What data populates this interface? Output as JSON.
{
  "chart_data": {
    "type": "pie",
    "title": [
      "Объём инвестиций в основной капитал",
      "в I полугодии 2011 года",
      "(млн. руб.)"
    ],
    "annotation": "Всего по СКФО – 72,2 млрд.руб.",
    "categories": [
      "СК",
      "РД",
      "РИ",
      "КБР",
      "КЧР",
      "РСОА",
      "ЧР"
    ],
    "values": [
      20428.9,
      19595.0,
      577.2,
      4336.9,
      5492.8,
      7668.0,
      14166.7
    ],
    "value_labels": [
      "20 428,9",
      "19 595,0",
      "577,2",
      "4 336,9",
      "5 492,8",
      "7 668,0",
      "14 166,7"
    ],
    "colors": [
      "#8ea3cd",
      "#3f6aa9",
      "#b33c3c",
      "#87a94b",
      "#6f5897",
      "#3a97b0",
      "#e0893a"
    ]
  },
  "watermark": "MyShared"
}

· · ·

Exercise aim ▸ Please reproduce each record precisely as written.

Written solution ▸
What data populates this interface? Output as JSON.
{
  "chart_data": {
    "type": "pie",
    "title": [
      "Объём инвестиций в основной капитал",
      "в I полугодии 2011 года",
      "(млн. руб.)"
    ],
    "annotation": "Всего по СКФО – 72,2 млрд.руб.",
    "categories": [
      "СК",
      "РД",
      "РИ",
      "КБР",
      "КЧР",
      "РСОА",
      "ЧР"
    ],
    "values": [
      20428.9,
      19595.0,
      577.2,
      4336.9,
      5492.8,
      7668.0,
      14166.7
    ],
    "value_labels": [
      "20 428,9",
      "19 595,0",
      "577,2",
      "4 336,9",
      "5 492,8",
      "7 668,0",
      "14 166,7"
    ],
    "colors": [
      "#8ea3cd",
      "#3f6aa9",
      "#b33c3c",
      "#87a94b",
      "#6f5897",
      "#3a97b0",
      "#e0893a"
    ]
  },
  "watermark": "MyShared"
}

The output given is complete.